* [Stated exercise]: Below are some records; reproduce every one of them exactly.

* [Dataset excerpts]:

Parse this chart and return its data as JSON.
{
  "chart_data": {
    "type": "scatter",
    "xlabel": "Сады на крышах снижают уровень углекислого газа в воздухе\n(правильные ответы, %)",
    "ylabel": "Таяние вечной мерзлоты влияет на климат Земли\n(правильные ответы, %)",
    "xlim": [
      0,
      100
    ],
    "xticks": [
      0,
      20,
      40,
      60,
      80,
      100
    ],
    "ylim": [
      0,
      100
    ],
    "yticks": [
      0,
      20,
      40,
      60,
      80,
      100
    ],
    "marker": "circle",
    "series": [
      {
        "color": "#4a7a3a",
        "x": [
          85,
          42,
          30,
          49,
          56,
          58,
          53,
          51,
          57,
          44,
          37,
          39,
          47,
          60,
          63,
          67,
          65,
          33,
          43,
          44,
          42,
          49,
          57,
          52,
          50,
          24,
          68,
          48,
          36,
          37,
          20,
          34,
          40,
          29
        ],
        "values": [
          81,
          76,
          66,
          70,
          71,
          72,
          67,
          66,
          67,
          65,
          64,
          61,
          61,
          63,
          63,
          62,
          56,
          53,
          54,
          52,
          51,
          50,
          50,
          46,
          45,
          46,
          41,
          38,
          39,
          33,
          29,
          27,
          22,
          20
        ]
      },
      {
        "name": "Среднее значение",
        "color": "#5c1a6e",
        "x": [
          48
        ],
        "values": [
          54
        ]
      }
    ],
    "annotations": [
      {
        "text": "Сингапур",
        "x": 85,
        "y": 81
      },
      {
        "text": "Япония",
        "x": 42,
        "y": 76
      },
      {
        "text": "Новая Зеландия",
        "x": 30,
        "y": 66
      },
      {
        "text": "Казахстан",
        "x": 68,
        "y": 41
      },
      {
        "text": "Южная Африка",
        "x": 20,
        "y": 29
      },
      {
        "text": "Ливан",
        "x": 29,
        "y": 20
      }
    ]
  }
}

* [Task solution]:
Parse this chart and return its data as JSON.
{
  "chart_data": {
    "type": "scatter",
    "xlabel": "Сады на крышах снижают уровень углекислого газа в воздухе\n(правильные ответы, %)",
    "ylabel": "Таяние вечной мерзлоты влияет на климат Земли\n(правильные ответы, %)",
    "xlim": [
      0,
      100
    ],
    "xticks": [
      0,
      20,
      40,
      60,
      80,
      100
    ],
    "ylim": [
      0,
      100
    ],
    "yticks": [
      0,
      20,
      40,
      60,
      80,
      100
    ],
    "marker": "circle",
    "series": [
      {
        "color": "#4a7a3a",
        "x": [
          85,
          42,
          30,
          49,
          56,
          58,
          53,
          51,
          57,
          44,
          37,
          39,
          47,
          60,
          63,
          67,
          65,
          33,
          43,
          44,
          42,
          49,
          57,
          52,
          50,
          24,
          68,
          48,
          36,
          37,
          20,
          34,
          40,
          29
        ],
        "values": [
          81,
          76,
          66,
          70,
          71,
          72,
          67,
          66,
          67,
          65,
          64,
          61,
          61,
          63,
          63,
          62,
          56,
          53,
          54,
          52,
          51,
          50,
          50,
          46,
          45,
          46,
          41,
          38,
          39,
          33,
          29,
          27,
          22,
          20
        ]
      },
      {
        "name": "Среднее значение",
        "color": "#5c1a6e",
        "x": [
          48
        ],
        "values": [
          54
        ]
      }
    ],
    "annotations": [
      {
        "text": "Сингапур",
        "x": 85,
        "y": 81
      },
      {
        "text": "Япония",
        "x": 42,
        "y": 76
      },
      {
        "text": "Новая Зеландия",
        "x": 30,
        "y": 66
      },
      {
        "text": "Казахстан",
        "x": 68,
        "y": 41
      },
      {
        "text": "Южная Африка",
        "x": 20,
        "y": 29
      },
      {
        "text": "Ливан",
        "x": 29,
        "y": 20
      }
    ]
  }
}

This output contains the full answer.